Part of a data file
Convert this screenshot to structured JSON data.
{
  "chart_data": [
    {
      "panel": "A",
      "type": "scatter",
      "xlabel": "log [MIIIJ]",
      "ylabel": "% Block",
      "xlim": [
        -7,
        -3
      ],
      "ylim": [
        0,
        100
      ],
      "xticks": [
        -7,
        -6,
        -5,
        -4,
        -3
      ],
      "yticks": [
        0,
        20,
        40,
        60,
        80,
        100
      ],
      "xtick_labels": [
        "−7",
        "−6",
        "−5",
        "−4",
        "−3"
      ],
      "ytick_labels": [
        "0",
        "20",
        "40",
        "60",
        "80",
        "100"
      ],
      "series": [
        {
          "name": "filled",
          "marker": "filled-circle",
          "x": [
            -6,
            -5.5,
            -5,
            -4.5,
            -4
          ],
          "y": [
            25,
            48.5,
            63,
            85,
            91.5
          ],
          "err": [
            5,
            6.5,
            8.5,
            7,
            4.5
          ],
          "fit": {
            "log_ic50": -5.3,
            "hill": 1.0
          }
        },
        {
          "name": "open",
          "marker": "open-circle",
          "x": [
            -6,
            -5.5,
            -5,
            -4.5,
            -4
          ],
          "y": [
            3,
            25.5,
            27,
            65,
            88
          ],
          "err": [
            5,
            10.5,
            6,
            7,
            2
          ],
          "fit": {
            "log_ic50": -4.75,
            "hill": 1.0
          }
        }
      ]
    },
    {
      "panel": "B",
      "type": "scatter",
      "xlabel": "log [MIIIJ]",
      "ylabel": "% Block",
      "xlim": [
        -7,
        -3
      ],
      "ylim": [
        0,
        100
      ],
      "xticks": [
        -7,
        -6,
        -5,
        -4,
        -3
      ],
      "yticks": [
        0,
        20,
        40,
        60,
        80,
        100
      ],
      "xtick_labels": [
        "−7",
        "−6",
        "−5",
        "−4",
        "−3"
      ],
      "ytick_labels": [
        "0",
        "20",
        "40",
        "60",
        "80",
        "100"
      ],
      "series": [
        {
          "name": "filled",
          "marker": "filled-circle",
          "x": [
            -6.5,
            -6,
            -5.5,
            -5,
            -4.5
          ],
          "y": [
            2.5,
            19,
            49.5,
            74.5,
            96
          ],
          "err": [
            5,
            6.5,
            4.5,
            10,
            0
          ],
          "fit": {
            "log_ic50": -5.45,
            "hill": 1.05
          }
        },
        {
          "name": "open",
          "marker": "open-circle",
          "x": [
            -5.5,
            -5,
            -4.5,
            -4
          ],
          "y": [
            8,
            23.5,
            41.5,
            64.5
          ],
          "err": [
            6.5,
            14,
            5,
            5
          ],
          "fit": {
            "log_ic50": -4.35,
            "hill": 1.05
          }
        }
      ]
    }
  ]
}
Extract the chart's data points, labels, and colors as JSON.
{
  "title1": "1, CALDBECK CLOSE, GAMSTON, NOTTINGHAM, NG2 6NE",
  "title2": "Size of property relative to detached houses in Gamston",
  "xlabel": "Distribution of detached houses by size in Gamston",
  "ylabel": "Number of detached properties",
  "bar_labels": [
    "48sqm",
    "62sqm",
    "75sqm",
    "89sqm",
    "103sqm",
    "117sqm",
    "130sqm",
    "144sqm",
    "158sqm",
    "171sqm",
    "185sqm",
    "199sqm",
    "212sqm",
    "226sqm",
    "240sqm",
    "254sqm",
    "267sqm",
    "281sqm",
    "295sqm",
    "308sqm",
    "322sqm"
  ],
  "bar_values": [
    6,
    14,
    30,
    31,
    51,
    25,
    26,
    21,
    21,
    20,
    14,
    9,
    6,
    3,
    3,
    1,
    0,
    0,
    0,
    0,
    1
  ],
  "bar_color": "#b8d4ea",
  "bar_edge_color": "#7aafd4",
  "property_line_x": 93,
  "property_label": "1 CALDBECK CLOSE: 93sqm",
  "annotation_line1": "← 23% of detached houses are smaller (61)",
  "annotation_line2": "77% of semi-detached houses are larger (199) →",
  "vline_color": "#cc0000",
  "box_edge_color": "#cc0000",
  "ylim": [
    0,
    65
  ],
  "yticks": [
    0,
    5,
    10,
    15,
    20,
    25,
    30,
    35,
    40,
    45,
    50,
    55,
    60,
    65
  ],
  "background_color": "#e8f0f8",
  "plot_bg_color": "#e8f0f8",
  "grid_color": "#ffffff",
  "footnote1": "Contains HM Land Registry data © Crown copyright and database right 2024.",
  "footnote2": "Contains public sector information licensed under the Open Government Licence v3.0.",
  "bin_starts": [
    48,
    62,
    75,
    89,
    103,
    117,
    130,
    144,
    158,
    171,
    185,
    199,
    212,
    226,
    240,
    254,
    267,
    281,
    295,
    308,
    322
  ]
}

- [Exercise prompt]
Make an exact copy of the listing, including every line.

- [Exercise answer]
Convert this screenshot to structured JSON data.
{
  "chart_data": [
    {
      "panel": "A",
      "type": "scatter",
      "xlabel": "log [MIIIJ]",
      "ylabel": "% Block",
      "xlim": [
        -7,
        -3
      ],
      "ylim": [
        0,
        100
      ],
      "xticks": [
        -7,
        -6,
        -5,
        -4,
        -3
      ],
      "yticks": [
        0,
        20,
        40,
        60,
        80,
        100
      ],
      "xtick_labels": [
        "−7",
        "−6",
        "−5",
        "−4",
        "−3"
      ],
      "ytick_labels": [
        "0",
        "20",
        "40",
        "60",
        "80",
        "100"
      ],
      "series": [
        {
          "name": "filled",
          "marker": "filled-circle",
          "x": [
            -6,
            -5.5,
            -5,
            -4.5,
            -4
          ],
          "y": [
            25,
            48.5,
            63,
            85,
            91.5
          ],
          "err": [
            5,
            6.5,
            8.5,
            7,
            4.5
          ],
          "fit": {
            "log_ic50": -5.3,
            "hill": 1.0
          }
        },
        {
          "name": "open",
          "marker": "open-circle",
          "x": [
            -6,
            -5.5,
            -5,
            -4.5,
            -4
          ],
          "y": [
            3,
            25.5,
            27,
            65,
            88
          ],
          "err": [
            5,
            10.5,
            6,
            7,
            2
          ],
          "fit": {
            "log_ic50": -4.75,
            "hill": 1.0
          }
        }
      ]
    },
    {
      "panel": "B",
      "type": "scatter",
      "xlabel": "log [MIIIJ]",
      "ylabel": "% Block",
      "xlim": [
        -7,
        -3
      ],
      "ylim": [
        0,
        100
      ],
      "xticks": [
        -7,
        -6,
        -5,
        -4,
        -3
      ],
      "yticks": [
        0,
        20,
        40,
        60,
        80,
        100
      ],
      "xtick_labels": [
        "−7",
        "−6",
        "−5",
        "−4",
        "−3"
      ],
      "ytick_labels": [
        "0",
        "20",
        "40",
        "60",
        "80",
        "100"
      ],
      "series": [
        {
          "name": "filled",
          "marker": "filled-circle",
          "x": [
            -6.5,
            -6,
            -5.5,
            -5,
            -4.5
          ],
          "y": [
            2.5,
            19,
            49.5,
            74.5,
            96
          ],
          "err": [
            5,
            6.5,
            4.5,
            10,
            0
          ],
          "fit": {
            "log_ic50": -5.45,
            "hill": 1.05
          }
        },
        {
          "name": "open",
          "marker": "open-circle",
          "x": [
            -5.5,
            -5,
            -4.5,
            -4
          ],
          "y": [
            8,
            23.5,
            41.5,
            64.5
          ],
          "err": [
            6.5,
            14,
            5,
            5
          ],
          "fit": {
            "log_ic50": -4.35,
            "hill": 1.05
          }
        }
      ]
    }
  ]
}
Extract the chart's data points, labels, and colors as JSON.
{
  "title1": "1, CALDBECK CLOSE, GAMSTON, NOTTINGHAM, NG2 6NE",
  "title2": "Size of property relative to detached houses in Gamston",
  "xlabel": "Distribution of detached houses by size in Gamston",
  "ylabel": "Number of detached properties",
  "bar_labels": [
    "48sqm",
    "62sqm",
    "75sqm",
    "89sqm",
    "103sqm",
    "117sqm",
    "130sqm",
    "144sqm",
    "158sqm",
    "171sqm",
    "185sqm",
    "199sqm",
    "212sqm",
    "226sqm",
    "240sqm",
    "254sqm",
    "267sqm",
    "281sqm",
    "295sqm",
    "308sqm",
    "322sqm"
  ],
  "bar_values": [
    6,
    14,
    30,
    31,
    51,
    25,
    26,
    21,
    21,
    20,
    14,
    9,
    6,
    3,
    3,
    1,
    0,
    0,
    0,
    0,
    1
  ],
  "bar_color": "#b8d4ea",
  "bar_edge_color": "#7aafd4",
  "property_line_x": 93,
  "property_label": "1 CALDBECK CLOSE: 93sqm",
  "annotation_line1": "← 23% of detached houses are smaller (61)",
  "annotation_line2": "77% of semi-detached houses are larger (199) →",
  "vline_color": "#cc0000",
  "box_edge_color": "#cc0000",
  "ylim": [
    0,
    65
  ],
  "yticks": [
    0,
    5,
    10,
    15,
    20,
    25,
    30,
    35,
    40,
    45,
    50,
    55,
    60,
    65
  ],
  "background_color": "#e8f0f8",
  "plot_bg_color": "#e8f0f8",
  "grid_color": "#ffffff",
  "footnote1": "Contains HM Land Registry data © Crown copyright and database right 2024.",
  "footnote2": "Contains public sector information licensed under the Open Government Licence v3.0.",
  "bin_starts": [
    48,
    62,
    75,
    89,
    103,
    117,
    130,
    144,
    158,
    171,
    185,
    199,
    212,
    226,
    240,
    254,
    267,
    281,
    295,
    308,
    322
  ]
}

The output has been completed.